[start]

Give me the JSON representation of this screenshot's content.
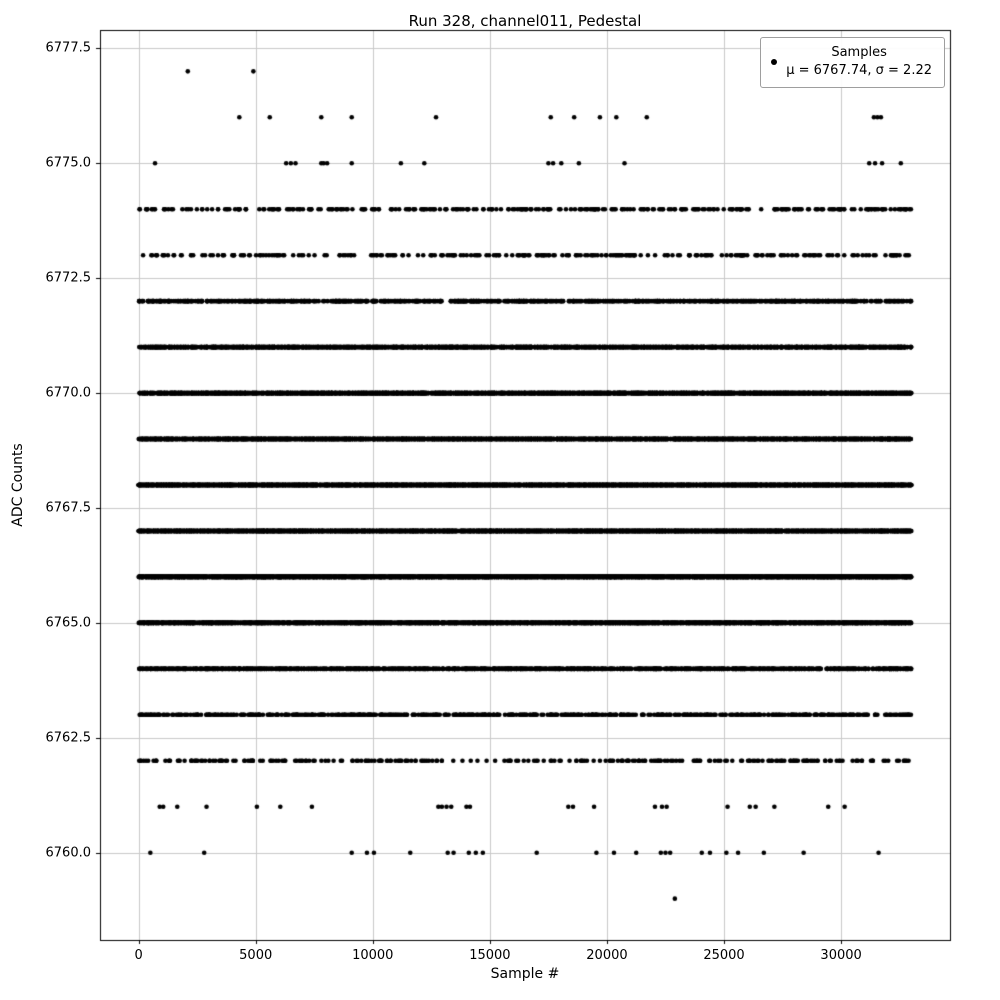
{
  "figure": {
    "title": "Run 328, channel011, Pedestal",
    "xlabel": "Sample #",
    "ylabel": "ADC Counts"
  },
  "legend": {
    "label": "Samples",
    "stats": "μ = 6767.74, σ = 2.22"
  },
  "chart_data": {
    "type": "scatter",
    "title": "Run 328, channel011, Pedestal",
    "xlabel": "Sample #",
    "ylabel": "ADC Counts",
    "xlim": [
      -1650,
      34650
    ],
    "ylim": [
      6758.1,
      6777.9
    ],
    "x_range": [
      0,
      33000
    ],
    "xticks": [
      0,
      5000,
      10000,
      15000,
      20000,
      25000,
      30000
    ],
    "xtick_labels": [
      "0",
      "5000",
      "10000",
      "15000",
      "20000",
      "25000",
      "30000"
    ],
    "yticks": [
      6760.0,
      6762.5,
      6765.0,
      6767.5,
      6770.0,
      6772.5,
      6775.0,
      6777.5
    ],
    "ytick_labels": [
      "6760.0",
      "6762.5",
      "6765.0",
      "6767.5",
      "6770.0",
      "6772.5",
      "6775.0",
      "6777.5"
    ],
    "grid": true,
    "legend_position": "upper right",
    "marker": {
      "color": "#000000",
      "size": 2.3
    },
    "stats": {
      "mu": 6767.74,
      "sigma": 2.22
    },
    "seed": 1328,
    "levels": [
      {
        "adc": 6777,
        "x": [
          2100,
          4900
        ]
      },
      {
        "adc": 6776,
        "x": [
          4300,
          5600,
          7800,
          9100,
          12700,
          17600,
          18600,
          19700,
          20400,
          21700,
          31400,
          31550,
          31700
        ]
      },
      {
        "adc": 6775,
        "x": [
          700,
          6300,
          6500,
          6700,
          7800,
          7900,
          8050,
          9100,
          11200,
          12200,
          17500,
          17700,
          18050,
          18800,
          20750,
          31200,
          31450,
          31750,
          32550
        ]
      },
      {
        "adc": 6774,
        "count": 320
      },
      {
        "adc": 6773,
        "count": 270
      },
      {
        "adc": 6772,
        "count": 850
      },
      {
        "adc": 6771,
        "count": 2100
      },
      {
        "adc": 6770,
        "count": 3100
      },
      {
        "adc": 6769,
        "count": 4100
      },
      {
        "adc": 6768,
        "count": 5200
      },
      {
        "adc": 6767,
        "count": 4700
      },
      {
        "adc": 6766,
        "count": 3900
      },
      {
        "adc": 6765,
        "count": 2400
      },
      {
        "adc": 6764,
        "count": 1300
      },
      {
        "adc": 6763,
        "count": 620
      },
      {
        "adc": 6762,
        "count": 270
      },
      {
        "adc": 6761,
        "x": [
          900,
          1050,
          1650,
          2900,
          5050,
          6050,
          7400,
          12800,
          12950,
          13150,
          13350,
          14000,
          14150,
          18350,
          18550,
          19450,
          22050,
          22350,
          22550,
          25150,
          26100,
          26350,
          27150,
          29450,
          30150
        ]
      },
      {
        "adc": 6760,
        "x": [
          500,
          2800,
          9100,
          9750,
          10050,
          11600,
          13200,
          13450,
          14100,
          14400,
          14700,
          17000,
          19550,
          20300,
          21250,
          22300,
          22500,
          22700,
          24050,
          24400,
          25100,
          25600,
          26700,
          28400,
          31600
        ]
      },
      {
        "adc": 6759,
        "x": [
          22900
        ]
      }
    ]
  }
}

[end]

Across all the entries, count the lines that contain the word "Counts" and give the number by itself.

• **SOLVED PROBLEM**
2